What needs to be done → Exactly repeat the material, dropping only the pictures.

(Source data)
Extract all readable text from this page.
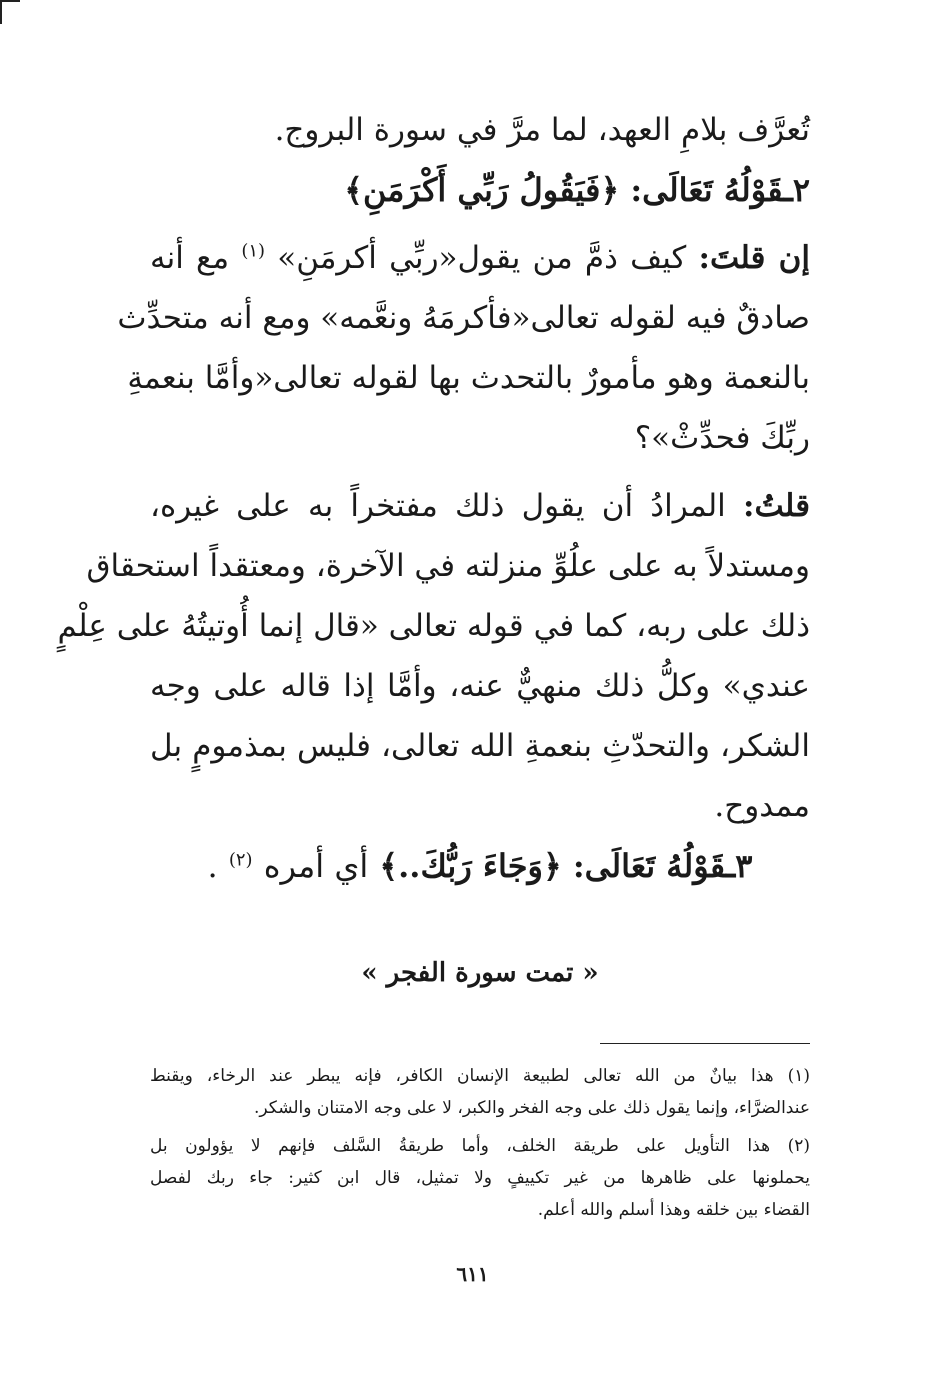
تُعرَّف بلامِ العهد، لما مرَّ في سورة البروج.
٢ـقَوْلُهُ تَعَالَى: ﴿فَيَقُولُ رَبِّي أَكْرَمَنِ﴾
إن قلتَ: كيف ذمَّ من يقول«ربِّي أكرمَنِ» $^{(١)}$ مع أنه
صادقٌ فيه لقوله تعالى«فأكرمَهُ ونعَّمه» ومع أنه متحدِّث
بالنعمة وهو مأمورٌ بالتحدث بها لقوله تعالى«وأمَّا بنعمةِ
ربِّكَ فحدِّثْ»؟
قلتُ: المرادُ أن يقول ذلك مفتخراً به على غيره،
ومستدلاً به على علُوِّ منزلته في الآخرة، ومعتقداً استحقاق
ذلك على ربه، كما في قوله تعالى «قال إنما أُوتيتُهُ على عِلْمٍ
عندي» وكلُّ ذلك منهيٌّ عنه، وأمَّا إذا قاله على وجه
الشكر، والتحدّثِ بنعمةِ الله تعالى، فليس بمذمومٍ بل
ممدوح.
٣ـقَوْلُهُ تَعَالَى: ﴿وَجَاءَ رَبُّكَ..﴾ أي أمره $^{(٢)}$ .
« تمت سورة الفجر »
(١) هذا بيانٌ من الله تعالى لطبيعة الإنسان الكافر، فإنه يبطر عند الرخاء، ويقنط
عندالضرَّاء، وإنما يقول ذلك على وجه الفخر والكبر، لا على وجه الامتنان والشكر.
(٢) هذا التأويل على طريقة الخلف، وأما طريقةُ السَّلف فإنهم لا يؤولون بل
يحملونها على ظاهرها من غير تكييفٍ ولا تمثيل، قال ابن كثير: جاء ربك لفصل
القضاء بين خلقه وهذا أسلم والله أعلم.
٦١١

Written response →
Extract all readable text from this page.
تُعرَّف بلامِ العهد، لما مرَّ في سورة البروج.
٢ـقَوْلُهُ تَعَالَى: ﴿فَيَقُولُ رَبِّي أَكْرَمَنِ﴾
إن قلتَ: كيف ذمَّ من يقول«ربِّي أكرمَنِ» $^{(١)}$ مع أنه
صادقٌ فيه لقوله تعالى«فأكرمَهُ ونعَّمه» ومع أنه متحدِّث
بالنعمة وهو مأمورٌ بالتحدث بها لقوله تعالى«وأمَّا بنعمةِ
ربِّكَ فحدِّثْ»؟
قلتُ: المرادُ أن يقول ذلك مفتخراً به على غيره،
ومستدلاً به على علُوِّ منزلته في الآخرة، ومعتقداً استحقاق
ذلك على ربه، كما في قوله تعالى «قال إنما أُوتيتُهُ على عِلْمٍ
عندي» وكلُّ ذلك منهيٌّ عنه، وأمَّا إذا قاله على وجه
الشكر، والتحدّثِ بنعمةِ الله تعالى، فليس بمذمومٍ بل
ممدوح.
٣ـقَوْلُهُ تَعَالَى: ﴿وَجَاءَ رَبُّكَ..﴾ أي أمره $^{(٢)}$ .
« تمت سورة الفجر »
(١) هذا بيانٌ من الله تعالى لطبيعة الإنسان الكافر، فإنه يبطر عند الرخاء، ويقنط
عندالضرَّاء، وإنما يقول ذلك على وجه الفخر والكبر، لا على وجه الامتنان والشكر.
(٢) هذا التأويل على طريقة الخلف، وأما طريقةُ السَّلف فإنهم لا يؤولون بل
يحملونها على ظاهرها من غير تكييفٍ ولا تمثيل، قال ابن كثير: جاء ربك لفصل
القضاء بين خلقه وهذا أسلم والله أعلم.
٦١١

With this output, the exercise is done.